┌──
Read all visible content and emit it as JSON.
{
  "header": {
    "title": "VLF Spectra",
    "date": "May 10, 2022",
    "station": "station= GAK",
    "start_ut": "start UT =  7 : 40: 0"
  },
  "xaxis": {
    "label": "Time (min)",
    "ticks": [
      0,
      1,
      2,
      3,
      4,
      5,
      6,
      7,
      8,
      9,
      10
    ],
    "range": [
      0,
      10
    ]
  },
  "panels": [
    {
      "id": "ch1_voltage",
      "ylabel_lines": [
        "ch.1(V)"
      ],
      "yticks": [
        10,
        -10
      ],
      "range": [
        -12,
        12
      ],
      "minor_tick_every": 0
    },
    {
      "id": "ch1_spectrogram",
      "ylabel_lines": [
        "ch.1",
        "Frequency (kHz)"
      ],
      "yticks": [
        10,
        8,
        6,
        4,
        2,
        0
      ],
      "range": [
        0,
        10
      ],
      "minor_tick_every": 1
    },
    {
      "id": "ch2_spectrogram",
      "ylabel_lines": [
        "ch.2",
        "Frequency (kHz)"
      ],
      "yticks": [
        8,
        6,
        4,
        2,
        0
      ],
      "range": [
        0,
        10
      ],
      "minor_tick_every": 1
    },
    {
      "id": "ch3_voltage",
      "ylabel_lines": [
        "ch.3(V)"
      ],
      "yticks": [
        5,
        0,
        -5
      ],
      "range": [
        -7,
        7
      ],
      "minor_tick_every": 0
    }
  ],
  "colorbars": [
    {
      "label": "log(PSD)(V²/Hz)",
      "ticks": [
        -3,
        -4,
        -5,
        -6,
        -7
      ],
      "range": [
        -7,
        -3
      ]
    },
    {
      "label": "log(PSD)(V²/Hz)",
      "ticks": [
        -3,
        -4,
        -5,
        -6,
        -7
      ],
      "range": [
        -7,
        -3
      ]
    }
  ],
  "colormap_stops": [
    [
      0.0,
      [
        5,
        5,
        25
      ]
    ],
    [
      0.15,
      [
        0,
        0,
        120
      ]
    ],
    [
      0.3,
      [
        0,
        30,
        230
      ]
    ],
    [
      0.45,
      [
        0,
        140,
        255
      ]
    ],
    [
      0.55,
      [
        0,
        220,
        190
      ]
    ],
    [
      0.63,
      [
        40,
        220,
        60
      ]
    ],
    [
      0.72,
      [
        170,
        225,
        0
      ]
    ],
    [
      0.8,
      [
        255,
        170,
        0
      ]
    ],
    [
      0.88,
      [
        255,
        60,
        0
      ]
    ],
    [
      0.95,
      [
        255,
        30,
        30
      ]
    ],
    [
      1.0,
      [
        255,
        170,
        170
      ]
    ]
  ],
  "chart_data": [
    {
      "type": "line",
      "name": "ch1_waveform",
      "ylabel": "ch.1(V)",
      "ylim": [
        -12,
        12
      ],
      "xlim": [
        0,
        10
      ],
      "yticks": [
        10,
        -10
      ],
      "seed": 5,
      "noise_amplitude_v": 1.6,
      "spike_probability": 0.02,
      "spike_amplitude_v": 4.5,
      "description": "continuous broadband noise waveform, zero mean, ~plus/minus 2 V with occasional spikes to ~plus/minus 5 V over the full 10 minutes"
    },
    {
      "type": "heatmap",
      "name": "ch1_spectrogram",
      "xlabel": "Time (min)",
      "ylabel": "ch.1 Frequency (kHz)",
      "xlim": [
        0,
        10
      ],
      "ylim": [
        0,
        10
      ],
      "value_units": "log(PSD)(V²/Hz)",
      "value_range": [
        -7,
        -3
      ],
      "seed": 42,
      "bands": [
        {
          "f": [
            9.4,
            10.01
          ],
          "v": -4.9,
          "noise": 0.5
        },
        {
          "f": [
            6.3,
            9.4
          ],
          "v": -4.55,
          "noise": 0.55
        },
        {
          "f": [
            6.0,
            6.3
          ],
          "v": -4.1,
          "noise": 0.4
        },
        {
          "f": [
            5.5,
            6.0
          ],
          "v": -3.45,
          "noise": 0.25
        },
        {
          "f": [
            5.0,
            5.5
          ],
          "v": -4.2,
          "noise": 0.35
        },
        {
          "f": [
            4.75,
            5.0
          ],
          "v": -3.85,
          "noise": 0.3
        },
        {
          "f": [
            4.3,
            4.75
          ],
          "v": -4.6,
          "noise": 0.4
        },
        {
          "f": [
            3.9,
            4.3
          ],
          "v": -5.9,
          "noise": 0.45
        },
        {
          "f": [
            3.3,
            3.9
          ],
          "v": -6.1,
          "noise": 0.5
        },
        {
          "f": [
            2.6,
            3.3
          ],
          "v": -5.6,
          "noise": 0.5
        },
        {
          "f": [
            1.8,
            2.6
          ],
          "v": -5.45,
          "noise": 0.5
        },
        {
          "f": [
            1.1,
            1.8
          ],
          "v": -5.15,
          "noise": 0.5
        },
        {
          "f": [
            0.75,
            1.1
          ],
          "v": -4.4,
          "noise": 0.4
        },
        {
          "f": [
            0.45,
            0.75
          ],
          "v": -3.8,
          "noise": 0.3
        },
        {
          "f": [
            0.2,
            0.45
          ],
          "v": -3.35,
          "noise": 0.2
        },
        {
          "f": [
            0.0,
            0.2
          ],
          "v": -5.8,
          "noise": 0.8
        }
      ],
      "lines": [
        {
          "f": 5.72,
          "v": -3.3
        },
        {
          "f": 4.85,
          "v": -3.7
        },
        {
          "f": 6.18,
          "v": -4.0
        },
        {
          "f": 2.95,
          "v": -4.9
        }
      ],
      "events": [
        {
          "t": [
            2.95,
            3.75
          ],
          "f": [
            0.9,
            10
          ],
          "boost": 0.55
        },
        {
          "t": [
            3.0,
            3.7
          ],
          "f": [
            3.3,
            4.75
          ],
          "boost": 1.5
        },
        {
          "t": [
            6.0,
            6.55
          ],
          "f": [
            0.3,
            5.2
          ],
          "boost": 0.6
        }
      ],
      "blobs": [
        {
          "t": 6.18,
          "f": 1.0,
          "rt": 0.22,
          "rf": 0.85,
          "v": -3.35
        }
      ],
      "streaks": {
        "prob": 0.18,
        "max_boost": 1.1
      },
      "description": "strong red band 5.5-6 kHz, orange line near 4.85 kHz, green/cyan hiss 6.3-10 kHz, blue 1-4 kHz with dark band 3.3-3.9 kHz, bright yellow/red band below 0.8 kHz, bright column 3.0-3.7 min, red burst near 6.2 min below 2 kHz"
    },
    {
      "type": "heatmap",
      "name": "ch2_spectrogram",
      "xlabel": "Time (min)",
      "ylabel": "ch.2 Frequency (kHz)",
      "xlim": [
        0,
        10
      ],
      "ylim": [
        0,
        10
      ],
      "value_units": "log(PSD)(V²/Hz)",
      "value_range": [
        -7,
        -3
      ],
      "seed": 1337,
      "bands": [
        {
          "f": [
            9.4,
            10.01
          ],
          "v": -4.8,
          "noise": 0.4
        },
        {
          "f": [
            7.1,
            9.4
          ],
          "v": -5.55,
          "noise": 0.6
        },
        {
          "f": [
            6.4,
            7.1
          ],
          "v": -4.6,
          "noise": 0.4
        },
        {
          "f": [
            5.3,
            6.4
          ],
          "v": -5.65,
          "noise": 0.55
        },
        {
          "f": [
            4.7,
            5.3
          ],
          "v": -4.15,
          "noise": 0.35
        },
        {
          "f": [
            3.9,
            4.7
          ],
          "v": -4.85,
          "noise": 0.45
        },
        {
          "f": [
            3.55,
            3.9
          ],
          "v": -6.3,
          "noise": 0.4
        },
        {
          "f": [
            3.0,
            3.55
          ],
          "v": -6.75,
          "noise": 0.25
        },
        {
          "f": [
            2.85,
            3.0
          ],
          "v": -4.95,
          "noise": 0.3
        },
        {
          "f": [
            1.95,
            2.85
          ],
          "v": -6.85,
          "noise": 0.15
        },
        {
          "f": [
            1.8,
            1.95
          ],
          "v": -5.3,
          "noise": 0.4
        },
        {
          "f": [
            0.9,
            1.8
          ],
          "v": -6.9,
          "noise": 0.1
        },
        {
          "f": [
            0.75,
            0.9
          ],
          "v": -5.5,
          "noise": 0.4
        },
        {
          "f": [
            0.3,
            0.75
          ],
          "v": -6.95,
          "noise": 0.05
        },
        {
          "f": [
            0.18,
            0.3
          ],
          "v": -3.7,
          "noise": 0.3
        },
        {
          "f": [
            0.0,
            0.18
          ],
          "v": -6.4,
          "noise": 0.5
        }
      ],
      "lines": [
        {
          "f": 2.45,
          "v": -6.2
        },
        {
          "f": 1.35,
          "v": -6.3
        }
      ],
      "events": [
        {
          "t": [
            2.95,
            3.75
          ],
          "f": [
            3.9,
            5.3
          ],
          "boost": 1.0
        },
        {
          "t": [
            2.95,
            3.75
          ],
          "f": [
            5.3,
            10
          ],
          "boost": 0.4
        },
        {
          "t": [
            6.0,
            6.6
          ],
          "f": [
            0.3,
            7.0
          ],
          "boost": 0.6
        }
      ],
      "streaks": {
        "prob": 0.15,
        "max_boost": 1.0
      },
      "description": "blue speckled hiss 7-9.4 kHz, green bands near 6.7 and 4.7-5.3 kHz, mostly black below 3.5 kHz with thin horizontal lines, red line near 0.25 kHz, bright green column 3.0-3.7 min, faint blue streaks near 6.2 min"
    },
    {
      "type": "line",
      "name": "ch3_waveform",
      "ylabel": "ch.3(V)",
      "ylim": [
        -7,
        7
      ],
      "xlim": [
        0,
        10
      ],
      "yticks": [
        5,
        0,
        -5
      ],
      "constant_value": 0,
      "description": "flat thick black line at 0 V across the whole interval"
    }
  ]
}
└──
Task prompt
Identify the lines in the records above that contain the word "green", then state how many there are and nothing more.

Exercise output
2